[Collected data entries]
-- -- --

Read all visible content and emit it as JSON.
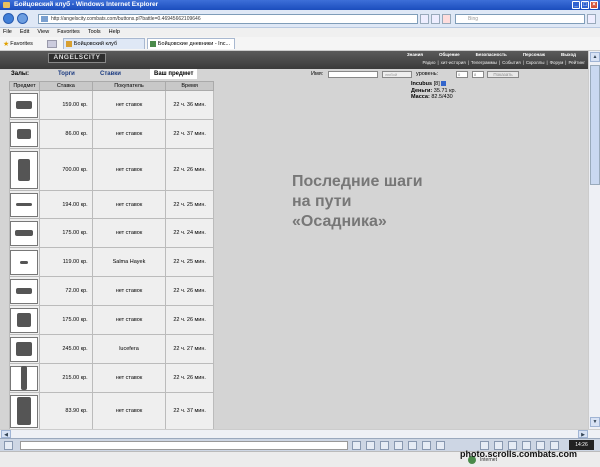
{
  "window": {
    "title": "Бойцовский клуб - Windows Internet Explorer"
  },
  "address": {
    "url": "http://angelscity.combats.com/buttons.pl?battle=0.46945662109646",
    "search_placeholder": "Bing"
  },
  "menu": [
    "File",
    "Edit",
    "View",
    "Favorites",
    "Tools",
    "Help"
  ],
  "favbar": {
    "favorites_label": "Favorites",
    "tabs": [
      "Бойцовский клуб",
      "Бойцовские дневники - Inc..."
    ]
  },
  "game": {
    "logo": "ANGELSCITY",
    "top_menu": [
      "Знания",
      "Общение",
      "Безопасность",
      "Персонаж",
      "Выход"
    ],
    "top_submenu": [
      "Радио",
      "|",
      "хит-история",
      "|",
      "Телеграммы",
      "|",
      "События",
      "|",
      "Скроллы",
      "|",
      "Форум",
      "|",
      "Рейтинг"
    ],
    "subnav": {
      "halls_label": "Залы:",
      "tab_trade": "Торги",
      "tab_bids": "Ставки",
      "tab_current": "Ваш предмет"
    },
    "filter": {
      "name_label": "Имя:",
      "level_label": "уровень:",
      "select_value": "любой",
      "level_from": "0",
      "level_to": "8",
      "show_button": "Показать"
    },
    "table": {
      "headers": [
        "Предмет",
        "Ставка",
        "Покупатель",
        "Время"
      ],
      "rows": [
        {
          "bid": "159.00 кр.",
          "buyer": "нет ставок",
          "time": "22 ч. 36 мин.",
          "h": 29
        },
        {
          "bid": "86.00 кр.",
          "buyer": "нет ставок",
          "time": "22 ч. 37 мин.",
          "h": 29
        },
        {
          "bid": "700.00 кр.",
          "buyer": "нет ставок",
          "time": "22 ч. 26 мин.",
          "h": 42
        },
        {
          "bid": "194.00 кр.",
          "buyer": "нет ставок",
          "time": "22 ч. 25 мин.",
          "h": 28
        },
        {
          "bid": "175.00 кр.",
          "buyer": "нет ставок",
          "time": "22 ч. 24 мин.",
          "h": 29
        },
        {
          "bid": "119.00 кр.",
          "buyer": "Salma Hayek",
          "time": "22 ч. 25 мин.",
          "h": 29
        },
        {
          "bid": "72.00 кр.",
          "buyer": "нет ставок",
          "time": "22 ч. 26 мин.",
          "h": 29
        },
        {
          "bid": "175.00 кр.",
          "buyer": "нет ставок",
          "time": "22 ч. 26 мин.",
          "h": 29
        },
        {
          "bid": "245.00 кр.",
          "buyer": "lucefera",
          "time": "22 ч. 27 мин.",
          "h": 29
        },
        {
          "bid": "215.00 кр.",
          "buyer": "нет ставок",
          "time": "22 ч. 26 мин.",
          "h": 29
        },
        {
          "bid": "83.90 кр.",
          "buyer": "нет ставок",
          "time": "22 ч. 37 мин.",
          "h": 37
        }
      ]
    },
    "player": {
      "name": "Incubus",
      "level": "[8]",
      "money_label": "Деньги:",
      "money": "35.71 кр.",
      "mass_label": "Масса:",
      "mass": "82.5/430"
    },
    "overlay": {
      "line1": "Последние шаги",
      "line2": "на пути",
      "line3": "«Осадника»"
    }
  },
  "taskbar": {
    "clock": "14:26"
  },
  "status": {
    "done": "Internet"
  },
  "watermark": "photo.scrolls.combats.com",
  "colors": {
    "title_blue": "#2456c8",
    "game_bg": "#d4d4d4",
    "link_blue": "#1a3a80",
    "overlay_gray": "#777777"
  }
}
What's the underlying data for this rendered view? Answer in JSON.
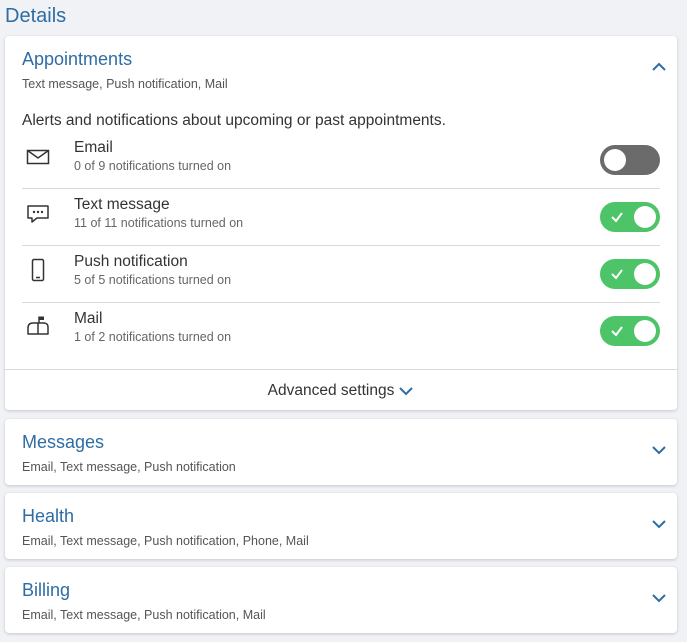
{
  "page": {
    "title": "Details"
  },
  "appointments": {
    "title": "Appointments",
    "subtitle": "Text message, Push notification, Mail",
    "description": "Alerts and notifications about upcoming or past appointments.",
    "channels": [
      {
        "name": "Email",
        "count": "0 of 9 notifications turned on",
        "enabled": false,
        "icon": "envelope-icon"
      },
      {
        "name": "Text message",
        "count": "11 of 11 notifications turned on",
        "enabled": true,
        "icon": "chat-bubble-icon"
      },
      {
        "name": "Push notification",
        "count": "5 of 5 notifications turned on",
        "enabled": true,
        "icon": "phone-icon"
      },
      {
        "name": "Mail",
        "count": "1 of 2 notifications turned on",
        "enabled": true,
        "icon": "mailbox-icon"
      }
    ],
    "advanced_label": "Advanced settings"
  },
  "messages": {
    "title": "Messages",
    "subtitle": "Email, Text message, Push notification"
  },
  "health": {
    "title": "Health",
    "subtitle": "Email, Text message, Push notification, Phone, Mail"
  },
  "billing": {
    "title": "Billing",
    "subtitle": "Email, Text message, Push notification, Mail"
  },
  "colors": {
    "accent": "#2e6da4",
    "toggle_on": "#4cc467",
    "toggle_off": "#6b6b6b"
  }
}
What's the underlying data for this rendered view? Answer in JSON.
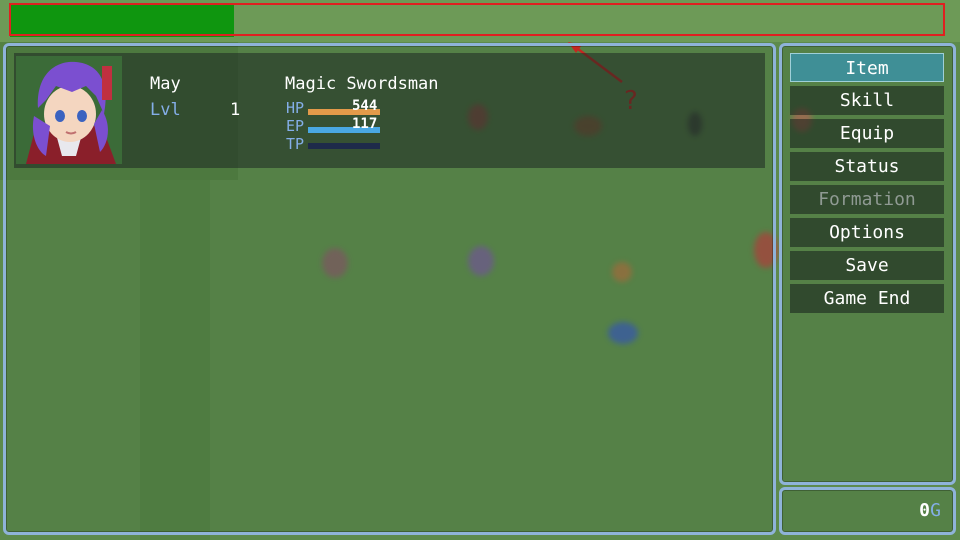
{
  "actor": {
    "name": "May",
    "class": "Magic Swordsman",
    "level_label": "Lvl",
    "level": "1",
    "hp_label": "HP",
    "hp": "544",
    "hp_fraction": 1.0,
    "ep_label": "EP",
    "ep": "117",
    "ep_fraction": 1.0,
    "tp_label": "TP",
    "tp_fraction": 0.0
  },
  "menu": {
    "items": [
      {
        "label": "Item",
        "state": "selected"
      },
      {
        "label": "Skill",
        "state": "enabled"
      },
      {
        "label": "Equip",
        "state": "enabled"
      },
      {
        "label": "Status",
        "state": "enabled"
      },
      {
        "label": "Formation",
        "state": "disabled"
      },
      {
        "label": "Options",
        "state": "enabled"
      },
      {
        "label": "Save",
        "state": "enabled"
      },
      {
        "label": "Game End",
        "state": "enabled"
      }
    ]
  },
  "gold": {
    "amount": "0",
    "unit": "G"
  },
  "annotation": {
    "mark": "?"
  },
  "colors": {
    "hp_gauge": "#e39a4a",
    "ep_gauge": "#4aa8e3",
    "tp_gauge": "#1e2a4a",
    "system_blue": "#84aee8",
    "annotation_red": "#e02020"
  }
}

-- -- --

WHAT IS BEING ASKED:
Each entry must be retyped word for word, with every image omitted.

FULL RESPONSE:
Read all visible content and emit it as JSON.
{
  "window": {
    "title": "Бойцовский клуб - Windows Internet Explorer"
  },
  "address": {
    "url": "http://angelscity.combats.com/buttons.pl?battle=0.46945662109646",
    "search_placeholder": "Bing"
  },
  "menu": [
    "File",
    "Edit",
    "View",
    "Favorites",
    "Tools",
    "Help"
  ],
  "favbar": {
    "favorites_label": "Favorites",
    "tabs": [
      "Бойцовский клуб",
      "Бойцовские дневники - Inc..."
    ]
  },
  "game": {
    "logo": "ANGELSCITY",
    "top_menu": [
      "Знания",
      "Общение",
      "Безопасность",
      "Персонаж",
      "Выход"
    ],
    "top_submenu": [
      "Радио",
      "|",
      "хит-история",
      "|",
      "Телеграммы",
      "|",
      "События",
      "|",
      "Скроллы",
      "|",
      "Форум",
      "|",
      "Рейтинг"
    ],
    "subnav": {
      "halls_label": "Залы:",
      "tab_trade": "Торги",
      "tab_bids": "Ставки",
      "tab_current": "Ваш предмет"
    },
    "filter": {
      "name_label": "Имя:",
      "level_label": "уровень:",
      "select_value": "любой",
      "level_from": "0",
      "level_to": "8",
      "show_button": "Показать"
    },
    "table": {
      "headers": [
        "Предмет",
        "Ставка",
        "Покупатель",
        "Время"
      ],
      "rows": [
        {
          "bid": "159.00 кр.",
          "buyer": "нет ставок",
          "time": "22 ч. 36 мин.",
          "h": 29
        },
        {
          "bid": "86.00 кр.",
          "buyer": "нет ставок",
          "time": "22 ч. 37 мин.",
          "h": 29
        },
        {
          "bid": "700.00 кр.",
          "buyer": "нет ставок",
          "time": "22 ч. 26 мин.",
          "h": 42
        },
        {
          "bid": "194.00 кр.",
          "buyer": "нет ставок",
          "time": "22 ч. 25 мин.",
          "h": 28
        },
        {
          "bid": "175.00 кр.",
          "buyer": "нет ставок",
          "time": "22 ч. 24 мин.",
          "h": 29
        },
        {
          "bid": "119.00 кр.",
          "buyer": "Salma Hayek",
          "time": "22 ч. 25 мин.",
          "h": 29
        },
        {
          "bid": "72.00 кр.",
          "buyer": "нет ставок",
          "time": "22 ч. 26 мин.",
          "h": 29
        },
        {
          "bid": "175.00 кр.",
          "buyer": "нет ставок",
          "time": "22 ч. 26 мин.",
          "h": 29
        },
        {
          "bid": "245.00 кр.",
          "buyer": "lucefera",
          "time": "22 ч. 27 мин.",
          "h": 29
        },
        {
          "bid": "215.00 кр.",
          "buyer": "нет ставок",
          "time": "22 ч. 26 мин.",
          "h": 29
        },
        {
          "bid": "83.90 кр.",
          "buyer": "нет ставок",
          "time": "22 ч. 37 мин.",
          "h": 37
        }
      ]
    },
    "player": {
      "name": "Incubus",
      "level": "[8]",
      "money_label": "Деньги:",
      "money": "35.71 кр.",
      "mass_label": "Масса:",
      "mass": "82.5/430"
    },
    "overlay": {
      "line1": "Последние шаги",
      "line2": "на пути",
      "line3": "«Осадника»"
    }
  },
  "taskbar": {
    "clock": "14:26"
  },
  "status": {
    "done": "Internet"
  },
  "watermark": "photo.scrolls.combats.com",
  "colors": {
    "title_blue": "#2456c8",
    "game_bg": "#d4d4d4",
    "link_blue": "#1a3a80",
    "overlay_gray": "#777777"
  }
}
What's the underlying data for this rendered view? Answer in JSON.
{
  "page": {
    "title": "Details"
  },
  "appointments": {
    "title": "Appointments",
    "subtitle": "Text message, Push notification, Mail",
    "description": "Alerts and notifications about upcoming or past appointments.",
    "channels": [
      {
        "name": "Email",
        "count": "0 of 9 notifications turned on",
        "enabled": false,
        "icon": "envelope-icon"
      },
      {
        "name": "Text message",
        "count": "11 of 11 notifications turned on",
        "enabled": true,
        "icon": "chat-bubble-icon"
      },
      {
        "name": "Push notification",
        "count": "5 of 5 notifications turned on",
        "enabled": true,
        "icon": "phone-icon"
      },
      {
        "name": "Mail",
        "count": "1 of 2 notifications turned on",
        "enabled": true,
        "icon": "mailbox-icon"
      }
    ],
    "advanced_label": "Advanced settings"
  },
  "messages": {
    "title": "Messages",
    "subtitle": "Email, Text message, Push notification"
  },
  "health": {
    "title": "Health",
    "subtitle": "Email, Text message, Push notification, Phone, Mail"
  },
  "billing": {
    "title": "Billing",
    "subtitle": "Email, Text message, Push notification, Mail"
  },
  "colors": {
    "accent": "#2e6da4",
    "toggle_on": "#4cc467",
    "toggle_off": "#6b6b6b"
  }
}
What's the underlying data for this rendered view? Answer in JSON.
{
  "actor": {
    "name": "May",
    "class": "Magic Swordsman",
    "level_label": "Lvl",
    "level": "1",
    "hp_label": "HP",
    "hp": "544",
    "hp_fraction": 1.0,
    "ep_label": "EP",
    "ep": "117",
    "ep_fraction": 1.0,
    "tp_label": "TP",
    "tp_fraction": 0.0
  },
  "menu": {
    "items": [
      {
        "label": "Item",
        "state": "selected"
      },
      {
        "label": "Skill",
        "state": "enabled"
      },
      {
        "label": "Equip",
        "state": "enabled"
      },
      {
        "label": "Status",
        "state": "enabled"
      },
      {
        "label": "Formation",
        "state": "disabled"
      },
      {
        "label": "Options",
        "state": "enabled"
      },
      {
        "label": "Save",
        "state": "enabled"
      },
      {
        "label": "Game End",
        "state": "enabled"
      }
    ]
  },
  "gold": {
    "amount": "0",
    "unit": "G"
  },
  "annotation": {
    "mark": "?"
  },
  "colors": {
    "hp_gauge": "#e39a4a",
    "ep_gauge": "#4aa8e3",
    "tp_gauge": "#1e2a4a",
    "system_blue": "#84aee8",
    "annotation_red": "#e02020"
  }
}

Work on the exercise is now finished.